— START OF SOURCE MATERIAL —

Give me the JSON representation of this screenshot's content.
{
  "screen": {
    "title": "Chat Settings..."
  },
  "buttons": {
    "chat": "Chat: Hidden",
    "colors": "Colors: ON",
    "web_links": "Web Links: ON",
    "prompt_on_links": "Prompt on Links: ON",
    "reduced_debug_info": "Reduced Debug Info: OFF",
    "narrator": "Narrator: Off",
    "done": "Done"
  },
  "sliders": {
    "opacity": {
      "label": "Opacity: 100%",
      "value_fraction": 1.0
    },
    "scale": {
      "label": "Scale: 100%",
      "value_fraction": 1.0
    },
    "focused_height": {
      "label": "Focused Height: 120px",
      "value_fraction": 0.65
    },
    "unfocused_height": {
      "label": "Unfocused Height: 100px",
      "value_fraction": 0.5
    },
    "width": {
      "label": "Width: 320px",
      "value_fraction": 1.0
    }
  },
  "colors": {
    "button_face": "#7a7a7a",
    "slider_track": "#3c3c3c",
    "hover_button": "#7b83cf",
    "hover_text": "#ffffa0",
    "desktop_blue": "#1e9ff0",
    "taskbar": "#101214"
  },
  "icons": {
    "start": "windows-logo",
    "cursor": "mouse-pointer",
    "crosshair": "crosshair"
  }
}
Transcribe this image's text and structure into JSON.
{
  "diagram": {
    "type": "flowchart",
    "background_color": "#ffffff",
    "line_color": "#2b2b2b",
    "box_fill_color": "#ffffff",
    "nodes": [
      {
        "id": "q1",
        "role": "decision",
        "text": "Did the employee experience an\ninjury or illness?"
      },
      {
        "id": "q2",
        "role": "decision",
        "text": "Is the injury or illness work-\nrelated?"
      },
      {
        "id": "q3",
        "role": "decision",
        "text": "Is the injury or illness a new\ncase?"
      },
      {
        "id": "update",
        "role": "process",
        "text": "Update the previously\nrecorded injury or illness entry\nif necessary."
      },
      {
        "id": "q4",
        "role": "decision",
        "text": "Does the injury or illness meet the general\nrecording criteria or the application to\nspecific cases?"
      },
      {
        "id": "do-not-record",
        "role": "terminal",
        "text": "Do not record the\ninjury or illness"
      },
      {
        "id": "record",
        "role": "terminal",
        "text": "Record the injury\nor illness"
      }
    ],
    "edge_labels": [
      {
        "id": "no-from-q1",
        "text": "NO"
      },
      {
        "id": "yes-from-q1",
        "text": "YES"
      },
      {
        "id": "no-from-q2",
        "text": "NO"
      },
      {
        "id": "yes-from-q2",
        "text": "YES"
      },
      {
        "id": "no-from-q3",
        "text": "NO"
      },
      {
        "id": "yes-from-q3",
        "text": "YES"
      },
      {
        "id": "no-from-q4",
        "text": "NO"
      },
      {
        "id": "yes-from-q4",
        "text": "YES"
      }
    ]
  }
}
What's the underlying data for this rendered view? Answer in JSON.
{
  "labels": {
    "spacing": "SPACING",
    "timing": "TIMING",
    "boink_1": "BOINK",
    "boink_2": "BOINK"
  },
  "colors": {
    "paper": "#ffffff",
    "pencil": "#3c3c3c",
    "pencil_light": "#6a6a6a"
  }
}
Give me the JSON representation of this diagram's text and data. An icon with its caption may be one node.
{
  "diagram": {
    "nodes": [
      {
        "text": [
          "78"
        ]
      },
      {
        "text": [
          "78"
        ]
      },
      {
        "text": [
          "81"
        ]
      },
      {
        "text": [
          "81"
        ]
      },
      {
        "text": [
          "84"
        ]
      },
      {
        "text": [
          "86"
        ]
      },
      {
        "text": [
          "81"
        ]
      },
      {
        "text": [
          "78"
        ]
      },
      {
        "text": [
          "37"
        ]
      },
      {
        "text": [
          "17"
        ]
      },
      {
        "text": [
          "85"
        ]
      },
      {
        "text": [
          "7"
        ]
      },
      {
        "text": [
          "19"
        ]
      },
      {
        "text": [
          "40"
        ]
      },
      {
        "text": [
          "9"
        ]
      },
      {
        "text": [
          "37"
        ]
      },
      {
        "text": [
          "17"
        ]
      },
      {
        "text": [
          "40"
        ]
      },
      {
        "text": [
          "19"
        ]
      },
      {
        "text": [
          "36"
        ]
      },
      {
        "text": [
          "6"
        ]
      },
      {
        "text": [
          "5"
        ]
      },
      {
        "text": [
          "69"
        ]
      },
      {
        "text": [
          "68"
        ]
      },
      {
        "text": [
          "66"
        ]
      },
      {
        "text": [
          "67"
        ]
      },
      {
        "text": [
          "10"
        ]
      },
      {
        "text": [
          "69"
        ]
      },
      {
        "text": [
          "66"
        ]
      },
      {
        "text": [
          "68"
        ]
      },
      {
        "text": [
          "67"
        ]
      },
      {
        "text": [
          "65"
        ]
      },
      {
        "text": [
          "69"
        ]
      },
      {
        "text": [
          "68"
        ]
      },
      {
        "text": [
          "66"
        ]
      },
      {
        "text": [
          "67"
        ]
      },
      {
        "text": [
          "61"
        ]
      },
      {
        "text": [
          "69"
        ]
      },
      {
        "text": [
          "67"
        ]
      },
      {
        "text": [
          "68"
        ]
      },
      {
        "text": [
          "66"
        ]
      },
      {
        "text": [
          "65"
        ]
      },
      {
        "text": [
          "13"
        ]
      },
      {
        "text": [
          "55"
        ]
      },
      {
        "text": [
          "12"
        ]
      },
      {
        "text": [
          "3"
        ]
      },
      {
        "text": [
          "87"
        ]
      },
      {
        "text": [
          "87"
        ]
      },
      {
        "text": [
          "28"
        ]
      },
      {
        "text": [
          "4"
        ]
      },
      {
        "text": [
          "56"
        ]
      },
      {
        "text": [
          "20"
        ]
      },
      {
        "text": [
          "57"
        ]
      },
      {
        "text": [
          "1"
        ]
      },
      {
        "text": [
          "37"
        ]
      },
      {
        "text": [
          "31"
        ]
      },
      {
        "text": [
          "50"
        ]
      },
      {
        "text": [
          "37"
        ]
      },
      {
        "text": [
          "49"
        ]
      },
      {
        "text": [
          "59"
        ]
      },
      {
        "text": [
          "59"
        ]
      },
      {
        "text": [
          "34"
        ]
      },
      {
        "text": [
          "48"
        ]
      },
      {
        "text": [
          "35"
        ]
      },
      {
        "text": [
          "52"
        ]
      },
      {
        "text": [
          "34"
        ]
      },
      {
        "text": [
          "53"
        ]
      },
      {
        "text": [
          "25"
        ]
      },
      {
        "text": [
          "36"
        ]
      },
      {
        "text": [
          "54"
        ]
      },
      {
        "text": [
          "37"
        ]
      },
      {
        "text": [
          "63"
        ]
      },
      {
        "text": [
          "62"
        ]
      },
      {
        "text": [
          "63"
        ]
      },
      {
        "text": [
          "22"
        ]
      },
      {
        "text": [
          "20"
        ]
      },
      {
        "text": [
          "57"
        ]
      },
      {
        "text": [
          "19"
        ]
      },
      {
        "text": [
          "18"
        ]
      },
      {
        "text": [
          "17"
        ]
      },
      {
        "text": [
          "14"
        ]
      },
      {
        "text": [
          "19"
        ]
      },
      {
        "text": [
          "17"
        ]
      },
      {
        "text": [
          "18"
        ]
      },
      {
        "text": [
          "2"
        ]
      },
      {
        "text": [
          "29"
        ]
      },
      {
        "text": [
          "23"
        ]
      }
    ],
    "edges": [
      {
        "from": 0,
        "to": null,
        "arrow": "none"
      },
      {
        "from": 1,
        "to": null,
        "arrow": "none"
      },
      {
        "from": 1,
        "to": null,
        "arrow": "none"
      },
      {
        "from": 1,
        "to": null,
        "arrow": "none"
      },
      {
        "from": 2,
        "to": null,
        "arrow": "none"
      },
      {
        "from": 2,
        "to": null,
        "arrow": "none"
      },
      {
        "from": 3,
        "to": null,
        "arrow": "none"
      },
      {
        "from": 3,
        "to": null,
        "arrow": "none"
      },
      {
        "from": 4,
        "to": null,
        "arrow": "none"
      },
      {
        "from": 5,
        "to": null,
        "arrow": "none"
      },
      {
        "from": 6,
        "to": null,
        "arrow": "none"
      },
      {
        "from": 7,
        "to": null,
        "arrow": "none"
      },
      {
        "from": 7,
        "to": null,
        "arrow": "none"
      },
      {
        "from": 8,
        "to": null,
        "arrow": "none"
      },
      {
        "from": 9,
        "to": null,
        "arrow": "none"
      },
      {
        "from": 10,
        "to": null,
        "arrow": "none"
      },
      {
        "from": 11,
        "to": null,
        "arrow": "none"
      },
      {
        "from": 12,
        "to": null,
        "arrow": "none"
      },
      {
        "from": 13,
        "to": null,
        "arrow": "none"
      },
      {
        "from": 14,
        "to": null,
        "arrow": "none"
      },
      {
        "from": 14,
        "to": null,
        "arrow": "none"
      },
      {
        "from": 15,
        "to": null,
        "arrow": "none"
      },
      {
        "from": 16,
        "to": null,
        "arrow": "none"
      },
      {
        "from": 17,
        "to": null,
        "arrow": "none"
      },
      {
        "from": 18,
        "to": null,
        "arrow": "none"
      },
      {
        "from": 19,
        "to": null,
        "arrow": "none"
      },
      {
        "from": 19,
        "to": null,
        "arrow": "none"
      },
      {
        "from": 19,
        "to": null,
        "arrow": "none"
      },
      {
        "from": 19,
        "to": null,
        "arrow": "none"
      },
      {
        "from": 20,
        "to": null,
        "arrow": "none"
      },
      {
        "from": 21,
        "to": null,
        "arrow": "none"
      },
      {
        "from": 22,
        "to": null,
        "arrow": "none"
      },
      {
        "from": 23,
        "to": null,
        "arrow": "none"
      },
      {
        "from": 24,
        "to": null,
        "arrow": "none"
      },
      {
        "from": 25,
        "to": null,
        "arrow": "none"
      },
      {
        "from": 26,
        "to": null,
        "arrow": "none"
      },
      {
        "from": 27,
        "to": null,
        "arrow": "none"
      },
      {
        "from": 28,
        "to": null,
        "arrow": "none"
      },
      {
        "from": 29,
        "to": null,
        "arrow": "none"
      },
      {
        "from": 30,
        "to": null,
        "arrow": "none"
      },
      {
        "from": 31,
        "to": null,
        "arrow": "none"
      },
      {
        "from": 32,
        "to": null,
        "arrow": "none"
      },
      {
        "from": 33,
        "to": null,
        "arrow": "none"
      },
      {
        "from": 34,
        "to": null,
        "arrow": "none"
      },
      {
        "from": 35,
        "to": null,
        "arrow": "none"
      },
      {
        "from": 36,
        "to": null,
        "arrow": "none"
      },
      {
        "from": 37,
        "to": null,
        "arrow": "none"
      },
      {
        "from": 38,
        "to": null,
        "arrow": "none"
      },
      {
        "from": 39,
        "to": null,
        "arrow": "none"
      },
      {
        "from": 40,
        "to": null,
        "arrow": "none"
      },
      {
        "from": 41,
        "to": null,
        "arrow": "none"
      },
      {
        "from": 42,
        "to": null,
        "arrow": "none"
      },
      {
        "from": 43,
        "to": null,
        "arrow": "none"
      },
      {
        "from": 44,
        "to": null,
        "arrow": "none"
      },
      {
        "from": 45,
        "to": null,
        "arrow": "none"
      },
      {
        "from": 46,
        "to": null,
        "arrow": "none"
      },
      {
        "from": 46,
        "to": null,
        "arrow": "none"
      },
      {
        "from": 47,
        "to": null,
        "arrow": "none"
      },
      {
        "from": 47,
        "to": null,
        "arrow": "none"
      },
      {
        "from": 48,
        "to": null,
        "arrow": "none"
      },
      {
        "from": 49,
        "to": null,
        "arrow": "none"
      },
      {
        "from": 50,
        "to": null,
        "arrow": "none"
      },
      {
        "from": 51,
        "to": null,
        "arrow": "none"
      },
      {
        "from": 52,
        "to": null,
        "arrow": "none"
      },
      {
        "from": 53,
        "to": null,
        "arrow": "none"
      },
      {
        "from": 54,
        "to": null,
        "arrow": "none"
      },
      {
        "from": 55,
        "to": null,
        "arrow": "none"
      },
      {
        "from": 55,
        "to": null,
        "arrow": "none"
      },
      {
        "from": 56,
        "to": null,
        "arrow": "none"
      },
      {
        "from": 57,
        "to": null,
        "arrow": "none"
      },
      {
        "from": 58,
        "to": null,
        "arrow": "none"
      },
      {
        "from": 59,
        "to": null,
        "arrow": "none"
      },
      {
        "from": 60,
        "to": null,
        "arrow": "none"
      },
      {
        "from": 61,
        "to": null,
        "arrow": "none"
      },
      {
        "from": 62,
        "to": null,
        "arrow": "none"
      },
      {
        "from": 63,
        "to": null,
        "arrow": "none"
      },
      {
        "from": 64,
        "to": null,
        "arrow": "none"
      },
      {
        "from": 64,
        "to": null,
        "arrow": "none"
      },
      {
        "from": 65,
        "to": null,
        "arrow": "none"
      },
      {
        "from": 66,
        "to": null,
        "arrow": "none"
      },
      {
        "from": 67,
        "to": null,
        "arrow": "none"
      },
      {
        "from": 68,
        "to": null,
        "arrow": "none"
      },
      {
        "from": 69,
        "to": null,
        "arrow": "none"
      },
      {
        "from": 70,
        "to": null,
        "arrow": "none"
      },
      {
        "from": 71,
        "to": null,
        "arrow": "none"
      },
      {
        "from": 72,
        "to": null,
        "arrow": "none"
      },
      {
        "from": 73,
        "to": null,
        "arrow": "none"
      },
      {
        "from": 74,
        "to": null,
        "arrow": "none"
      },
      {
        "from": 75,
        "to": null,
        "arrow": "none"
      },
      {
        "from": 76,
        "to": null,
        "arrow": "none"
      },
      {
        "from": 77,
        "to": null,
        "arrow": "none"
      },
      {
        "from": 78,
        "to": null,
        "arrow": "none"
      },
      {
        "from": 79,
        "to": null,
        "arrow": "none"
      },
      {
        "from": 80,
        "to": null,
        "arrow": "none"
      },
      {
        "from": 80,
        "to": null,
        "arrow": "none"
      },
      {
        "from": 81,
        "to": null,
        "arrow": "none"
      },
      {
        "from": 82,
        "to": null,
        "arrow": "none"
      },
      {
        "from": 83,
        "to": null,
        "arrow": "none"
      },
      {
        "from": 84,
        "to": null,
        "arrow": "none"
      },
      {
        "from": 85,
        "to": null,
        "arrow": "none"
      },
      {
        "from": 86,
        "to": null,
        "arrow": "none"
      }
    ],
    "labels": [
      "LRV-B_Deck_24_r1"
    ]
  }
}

— END OF SOURCE MATERIAL —

Reproduce each line holding the word "ninjury".

▸ EXERCISE SOLUTION:
        "text": "Did the employee experience an\ninjury or illness?"
        "text": "Do not record the\ninjury or illness"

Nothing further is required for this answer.